Retype the section of the rustgd documentation that starts at "Stop using the" and ends at "and data frames.", keeping every word and character unchanged.

### PAGE EXCERPT:
+++

Path to the .Rprofile to modify. Defaults to ⁠~/.Rprofile⁠.


Stop using the rustgd web viewer.

Description

Inverse of use_rustgd_webview(). Restores whatever options("viewer") and options("shiny.launch.browser") were set before, so an IDE viewer pane (RStudio, Positron) and the default Shiny launcher take over again. Any open rustgd webview window is left alone.

Usage

unuse_rustgd_webview()

Use rustgd for plots, web content, and data frames.

Description

Activates the full rustgd suite in one call: the graphics device for plots, the web viewer for HTML widgets and Shiny apps (and explicit URLs via rustgd_browse()), and the data frame viewer behind View(). The change takes effect immediately in the current session, and a small snippet is also written to your user-level .Rprofile so the same setup is restored automatically in future sessions.

Usage

use_rustgd(
  mode = c("lazy", "eager"),
  rprofile_path = path.expand("~/.Rprofile")
)

Arguments

mode

Either "lazy" or "eager"; see description. Affects the plot device only.

rprofile_path

Path to the .Rprofile to modify. Defaults to ⁠~/.Rprofile⁠. Pass an explicit path to target a project-local profile instead.

+++

(Document understanding data)
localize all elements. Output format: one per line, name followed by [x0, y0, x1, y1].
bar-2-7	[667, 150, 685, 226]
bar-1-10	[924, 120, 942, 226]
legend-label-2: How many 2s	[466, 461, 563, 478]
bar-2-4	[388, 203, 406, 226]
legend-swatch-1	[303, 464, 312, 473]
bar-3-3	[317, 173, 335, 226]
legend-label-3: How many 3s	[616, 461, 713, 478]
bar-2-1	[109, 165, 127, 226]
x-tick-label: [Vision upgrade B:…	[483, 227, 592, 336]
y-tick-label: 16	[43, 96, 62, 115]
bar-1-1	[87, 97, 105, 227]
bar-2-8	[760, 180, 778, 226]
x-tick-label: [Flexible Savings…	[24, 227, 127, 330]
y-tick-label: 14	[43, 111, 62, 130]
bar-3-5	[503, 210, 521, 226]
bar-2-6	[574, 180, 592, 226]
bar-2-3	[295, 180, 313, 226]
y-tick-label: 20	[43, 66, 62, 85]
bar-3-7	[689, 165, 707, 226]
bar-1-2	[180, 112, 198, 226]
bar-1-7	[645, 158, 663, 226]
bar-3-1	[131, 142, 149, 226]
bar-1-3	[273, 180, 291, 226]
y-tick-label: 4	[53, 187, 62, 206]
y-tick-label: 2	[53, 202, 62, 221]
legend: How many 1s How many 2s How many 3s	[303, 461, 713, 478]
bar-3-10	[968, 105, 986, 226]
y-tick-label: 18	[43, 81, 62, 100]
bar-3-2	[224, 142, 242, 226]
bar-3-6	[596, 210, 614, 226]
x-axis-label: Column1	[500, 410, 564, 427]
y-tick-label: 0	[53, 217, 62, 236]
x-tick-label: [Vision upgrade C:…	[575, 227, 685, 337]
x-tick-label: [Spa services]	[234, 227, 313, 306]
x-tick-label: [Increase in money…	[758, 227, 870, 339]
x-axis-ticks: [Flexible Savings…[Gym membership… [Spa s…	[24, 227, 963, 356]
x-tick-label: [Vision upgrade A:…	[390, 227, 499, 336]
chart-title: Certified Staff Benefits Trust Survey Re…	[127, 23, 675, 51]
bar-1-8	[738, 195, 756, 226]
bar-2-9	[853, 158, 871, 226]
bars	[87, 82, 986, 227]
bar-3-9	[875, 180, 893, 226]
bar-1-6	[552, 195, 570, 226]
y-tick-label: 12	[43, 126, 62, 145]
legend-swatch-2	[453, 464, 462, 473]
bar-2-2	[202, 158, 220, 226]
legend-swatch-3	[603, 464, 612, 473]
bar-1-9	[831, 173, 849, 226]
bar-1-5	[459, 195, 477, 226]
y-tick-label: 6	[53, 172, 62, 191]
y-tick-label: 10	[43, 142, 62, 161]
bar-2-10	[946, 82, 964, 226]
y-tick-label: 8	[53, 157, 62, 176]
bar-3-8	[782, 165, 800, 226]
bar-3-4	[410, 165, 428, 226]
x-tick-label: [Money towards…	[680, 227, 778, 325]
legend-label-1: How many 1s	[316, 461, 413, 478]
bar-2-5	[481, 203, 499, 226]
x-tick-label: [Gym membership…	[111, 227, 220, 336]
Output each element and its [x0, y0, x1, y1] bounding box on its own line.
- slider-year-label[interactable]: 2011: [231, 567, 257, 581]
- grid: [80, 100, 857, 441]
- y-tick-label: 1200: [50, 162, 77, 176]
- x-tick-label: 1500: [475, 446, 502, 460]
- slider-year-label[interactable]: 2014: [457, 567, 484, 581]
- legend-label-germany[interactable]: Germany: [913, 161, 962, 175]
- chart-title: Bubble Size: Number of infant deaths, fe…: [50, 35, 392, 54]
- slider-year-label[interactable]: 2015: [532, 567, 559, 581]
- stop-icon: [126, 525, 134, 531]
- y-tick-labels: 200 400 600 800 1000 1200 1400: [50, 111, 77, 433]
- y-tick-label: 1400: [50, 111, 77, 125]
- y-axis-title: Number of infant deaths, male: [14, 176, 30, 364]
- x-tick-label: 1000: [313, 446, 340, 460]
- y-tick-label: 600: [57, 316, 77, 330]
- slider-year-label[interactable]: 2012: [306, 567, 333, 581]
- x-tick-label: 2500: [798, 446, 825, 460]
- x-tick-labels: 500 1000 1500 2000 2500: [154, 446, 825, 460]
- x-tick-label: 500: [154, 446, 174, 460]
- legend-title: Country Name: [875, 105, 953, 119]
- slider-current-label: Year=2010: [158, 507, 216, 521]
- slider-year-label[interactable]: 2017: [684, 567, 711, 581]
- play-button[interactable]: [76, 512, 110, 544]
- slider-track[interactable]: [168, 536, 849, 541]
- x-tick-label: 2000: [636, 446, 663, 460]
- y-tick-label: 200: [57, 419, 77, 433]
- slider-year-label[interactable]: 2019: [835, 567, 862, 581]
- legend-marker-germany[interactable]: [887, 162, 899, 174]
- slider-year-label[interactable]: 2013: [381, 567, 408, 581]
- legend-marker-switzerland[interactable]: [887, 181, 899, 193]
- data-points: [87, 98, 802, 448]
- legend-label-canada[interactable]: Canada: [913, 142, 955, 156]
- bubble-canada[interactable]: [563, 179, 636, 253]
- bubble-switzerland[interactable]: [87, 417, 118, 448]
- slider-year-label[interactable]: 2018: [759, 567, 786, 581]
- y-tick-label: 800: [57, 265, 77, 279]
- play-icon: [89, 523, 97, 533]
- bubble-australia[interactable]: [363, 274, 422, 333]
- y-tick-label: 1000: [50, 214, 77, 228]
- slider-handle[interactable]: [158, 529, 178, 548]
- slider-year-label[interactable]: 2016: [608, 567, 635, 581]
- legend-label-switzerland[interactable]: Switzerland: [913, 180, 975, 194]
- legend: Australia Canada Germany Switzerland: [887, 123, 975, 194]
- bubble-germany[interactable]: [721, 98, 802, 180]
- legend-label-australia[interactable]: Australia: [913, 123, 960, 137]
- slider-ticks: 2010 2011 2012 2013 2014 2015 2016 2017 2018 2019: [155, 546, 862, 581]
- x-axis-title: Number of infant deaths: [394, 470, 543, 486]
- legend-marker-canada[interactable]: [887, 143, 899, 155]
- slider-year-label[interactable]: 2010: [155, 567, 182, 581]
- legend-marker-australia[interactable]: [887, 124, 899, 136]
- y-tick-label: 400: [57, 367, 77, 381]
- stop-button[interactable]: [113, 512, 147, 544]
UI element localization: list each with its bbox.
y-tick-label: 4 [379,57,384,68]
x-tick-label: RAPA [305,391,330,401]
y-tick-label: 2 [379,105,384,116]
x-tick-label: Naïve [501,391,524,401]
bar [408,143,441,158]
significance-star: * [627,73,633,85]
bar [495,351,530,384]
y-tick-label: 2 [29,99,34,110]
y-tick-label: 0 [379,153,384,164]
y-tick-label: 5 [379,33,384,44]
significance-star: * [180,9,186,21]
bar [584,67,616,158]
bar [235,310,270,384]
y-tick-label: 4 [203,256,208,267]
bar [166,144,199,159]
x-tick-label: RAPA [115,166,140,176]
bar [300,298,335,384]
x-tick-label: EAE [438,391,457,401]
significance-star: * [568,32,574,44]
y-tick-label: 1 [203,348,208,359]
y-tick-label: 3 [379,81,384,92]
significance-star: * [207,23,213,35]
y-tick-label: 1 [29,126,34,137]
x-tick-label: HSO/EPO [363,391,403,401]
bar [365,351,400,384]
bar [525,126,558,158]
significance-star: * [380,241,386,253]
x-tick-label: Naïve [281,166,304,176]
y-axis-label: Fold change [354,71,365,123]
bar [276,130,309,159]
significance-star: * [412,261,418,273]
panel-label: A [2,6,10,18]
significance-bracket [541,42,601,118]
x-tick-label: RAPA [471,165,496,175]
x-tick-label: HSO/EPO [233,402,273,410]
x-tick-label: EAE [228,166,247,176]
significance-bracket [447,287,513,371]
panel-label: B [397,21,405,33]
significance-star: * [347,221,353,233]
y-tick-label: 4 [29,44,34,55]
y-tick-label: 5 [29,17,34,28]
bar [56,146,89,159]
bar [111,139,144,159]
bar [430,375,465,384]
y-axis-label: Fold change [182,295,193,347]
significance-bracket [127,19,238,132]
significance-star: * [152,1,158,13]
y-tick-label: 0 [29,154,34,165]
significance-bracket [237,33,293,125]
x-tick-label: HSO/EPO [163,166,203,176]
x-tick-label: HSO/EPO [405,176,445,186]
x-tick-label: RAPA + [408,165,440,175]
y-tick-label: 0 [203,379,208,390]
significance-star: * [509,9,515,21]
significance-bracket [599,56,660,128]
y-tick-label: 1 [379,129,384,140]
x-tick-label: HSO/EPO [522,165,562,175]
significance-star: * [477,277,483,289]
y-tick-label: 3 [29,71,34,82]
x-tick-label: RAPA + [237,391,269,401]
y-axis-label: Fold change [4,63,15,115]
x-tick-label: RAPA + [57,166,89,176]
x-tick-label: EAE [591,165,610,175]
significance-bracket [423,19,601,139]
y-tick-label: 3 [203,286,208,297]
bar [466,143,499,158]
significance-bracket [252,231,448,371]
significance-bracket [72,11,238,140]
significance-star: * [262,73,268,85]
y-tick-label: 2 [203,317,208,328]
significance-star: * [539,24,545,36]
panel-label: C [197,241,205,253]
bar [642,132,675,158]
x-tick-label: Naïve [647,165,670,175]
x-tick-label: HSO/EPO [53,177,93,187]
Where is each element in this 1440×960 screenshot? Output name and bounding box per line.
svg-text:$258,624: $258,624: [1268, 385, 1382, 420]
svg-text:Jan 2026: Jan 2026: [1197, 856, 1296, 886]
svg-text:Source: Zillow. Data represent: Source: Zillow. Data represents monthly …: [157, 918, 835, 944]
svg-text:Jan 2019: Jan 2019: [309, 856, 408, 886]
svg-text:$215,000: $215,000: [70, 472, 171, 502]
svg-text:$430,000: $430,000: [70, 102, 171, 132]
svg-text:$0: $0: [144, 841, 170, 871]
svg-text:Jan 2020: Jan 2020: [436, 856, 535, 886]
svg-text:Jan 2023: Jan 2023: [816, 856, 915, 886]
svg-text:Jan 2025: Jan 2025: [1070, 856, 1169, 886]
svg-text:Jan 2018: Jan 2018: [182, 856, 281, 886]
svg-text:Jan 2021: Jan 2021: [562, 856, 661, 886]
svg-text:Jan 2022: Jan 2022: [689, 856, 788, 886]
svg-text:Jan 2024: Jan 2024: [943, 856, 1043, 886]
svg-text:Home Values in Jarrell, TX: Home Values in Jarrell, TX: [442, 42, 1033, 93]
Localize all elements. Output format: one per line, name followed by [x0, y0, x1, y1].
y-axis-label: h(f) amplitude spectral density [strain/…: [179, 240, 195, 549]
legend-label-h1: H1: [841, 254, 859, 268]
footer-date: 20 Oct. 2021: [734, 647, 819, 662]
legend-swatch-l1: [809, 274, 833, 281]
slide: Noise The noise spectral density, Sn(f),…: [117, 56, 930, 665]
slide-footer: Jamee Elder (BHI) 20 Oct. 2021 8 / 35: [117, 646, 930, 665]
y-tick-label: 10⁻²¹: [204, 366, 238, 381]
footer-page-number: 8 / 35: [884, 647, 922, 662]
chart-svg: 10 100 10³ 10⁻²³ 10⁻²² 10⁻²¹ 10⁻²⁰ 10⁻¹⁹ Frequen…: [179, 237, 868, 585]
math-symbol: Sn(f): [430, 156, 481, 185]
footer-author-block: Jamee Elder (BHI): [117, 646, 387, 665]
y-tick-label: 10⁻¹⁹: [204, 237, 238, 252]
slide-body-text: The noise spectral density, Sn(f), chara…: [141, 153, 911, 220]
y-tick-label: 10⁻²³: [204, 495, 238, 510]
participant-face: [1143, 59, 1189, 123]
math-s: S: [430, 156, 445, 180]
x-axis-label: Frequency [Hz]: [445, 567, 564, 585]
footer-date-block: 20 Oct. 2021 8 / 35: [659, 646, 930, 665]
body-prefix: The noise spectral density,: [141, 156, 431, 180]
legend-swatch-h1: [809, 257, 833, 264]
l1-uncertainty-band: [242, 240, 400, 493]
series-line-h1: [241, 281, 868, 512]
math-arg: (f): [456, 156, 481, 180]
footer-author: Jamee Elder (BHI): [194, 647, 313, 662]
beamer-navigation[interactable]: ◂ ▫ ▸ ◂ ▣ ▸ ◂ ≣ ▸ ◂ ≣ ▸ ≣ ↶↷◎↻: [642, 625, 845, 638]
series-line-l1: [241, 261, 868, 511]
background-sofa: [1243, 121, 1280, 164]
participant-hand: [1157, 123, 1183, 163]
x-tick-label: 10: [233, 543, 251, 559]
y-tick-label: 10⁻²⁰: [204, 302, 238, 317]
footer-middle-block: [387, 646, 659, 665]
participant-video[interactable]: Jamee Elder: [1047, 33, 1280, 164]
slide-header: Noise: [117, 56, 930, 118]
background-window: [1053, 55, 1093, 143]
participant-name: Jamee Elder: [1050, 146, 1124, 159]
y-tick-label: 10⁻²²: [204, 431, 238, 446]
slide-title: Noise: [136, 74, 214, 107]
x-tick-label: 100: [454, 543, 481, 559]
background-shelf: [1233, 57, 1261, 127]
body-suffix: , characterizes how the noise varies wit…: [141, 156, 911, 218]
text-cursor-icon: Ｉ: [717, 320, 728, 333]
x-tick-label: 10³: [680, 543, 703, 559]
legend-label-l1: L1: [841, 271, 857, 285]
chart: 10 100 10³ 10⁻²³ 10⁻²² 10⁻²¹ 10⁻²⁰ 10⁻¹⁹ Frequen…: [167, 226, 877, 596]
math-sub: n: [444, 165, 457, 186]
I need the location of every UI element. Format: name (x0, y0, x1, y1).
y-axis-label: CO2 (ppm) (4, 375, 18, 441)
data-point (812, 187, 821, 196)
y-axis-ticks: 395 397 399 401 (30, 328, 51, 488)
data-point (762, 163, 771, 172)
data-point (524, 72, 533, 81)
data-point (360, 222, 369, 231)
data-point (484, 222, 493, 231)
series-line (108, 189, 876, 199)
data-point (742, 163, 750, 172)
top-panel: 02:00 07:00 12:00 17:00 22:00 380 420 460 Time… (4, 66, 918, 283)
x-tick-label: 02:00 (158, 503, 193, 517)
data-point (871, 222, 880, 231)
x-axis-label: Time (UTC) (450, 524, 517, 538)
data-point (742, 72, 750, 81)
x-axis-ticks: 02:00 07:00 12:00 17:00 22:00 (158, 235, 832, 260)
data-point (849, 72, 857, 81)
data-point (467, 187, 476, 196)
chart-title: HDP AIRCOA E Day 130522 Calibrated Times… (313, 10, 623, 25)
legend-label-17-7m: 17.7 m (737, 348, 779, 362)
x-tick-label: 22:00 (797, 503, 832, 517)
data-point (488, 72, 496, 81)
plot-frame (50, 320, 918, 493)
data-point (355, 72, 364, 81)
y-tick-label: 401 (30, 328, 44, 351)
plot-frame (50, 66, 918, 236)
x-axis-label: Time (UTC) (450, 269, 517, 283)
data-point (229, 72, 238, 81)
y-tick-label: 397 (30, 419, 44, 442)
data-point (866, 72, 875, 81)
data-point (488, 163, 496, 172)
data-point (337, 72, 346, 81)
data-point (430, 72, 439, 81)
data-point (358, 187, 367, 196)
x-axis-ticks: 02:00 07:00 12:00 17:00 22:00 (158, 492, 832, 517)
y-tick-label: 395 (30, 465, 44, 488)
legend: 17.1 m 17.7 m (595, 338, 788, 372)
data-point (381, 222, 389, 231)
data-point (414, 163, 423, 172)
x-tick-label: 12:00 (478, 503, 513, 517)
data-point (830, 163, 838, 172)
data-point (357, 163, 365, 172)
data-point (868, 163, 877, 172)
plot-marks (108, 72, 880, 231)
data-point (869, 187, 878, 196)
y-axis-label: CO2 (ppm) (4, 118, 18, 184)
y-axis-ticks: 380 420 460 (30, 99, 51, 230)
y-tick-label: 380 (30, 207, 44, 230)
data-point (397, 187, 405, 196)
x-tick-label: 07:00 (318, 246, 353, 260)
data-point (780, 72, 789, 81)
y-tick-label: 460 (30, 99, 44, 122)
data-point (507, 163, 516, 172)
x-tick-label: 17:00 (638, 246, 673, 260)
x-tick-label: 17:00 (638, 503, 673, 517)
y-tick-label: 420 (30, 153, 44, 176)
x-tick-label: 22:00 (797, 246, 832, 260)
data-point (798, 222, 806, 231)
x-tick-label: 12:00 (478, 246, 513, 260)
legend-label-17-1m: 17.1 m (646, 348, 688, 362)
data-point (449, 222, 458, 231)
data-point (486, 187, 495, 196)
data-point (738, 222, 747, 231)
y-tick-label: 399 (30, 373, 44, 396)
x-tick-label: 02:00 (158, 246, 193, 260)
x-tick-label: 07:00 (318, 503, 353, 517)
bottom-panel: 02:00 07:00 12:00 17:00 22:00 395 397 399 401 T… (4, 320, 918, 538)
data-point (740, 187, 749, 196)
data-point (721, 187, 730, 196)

+++

### FINAL ANSWER:
Stop using the rustgd web viewer.

Description

Inverse of use_rustgd_webview(). Restores whatever options("viewer") and options("shiny.launch.browser") were set before, so an IDE viewer pane (RStudio, Positron) and the default Shiny launcher take over again. Any open rustgd webview window is left alone.

Usage

unuse_rustgd_webview()

Use rustgd for plots, web content, and data frames.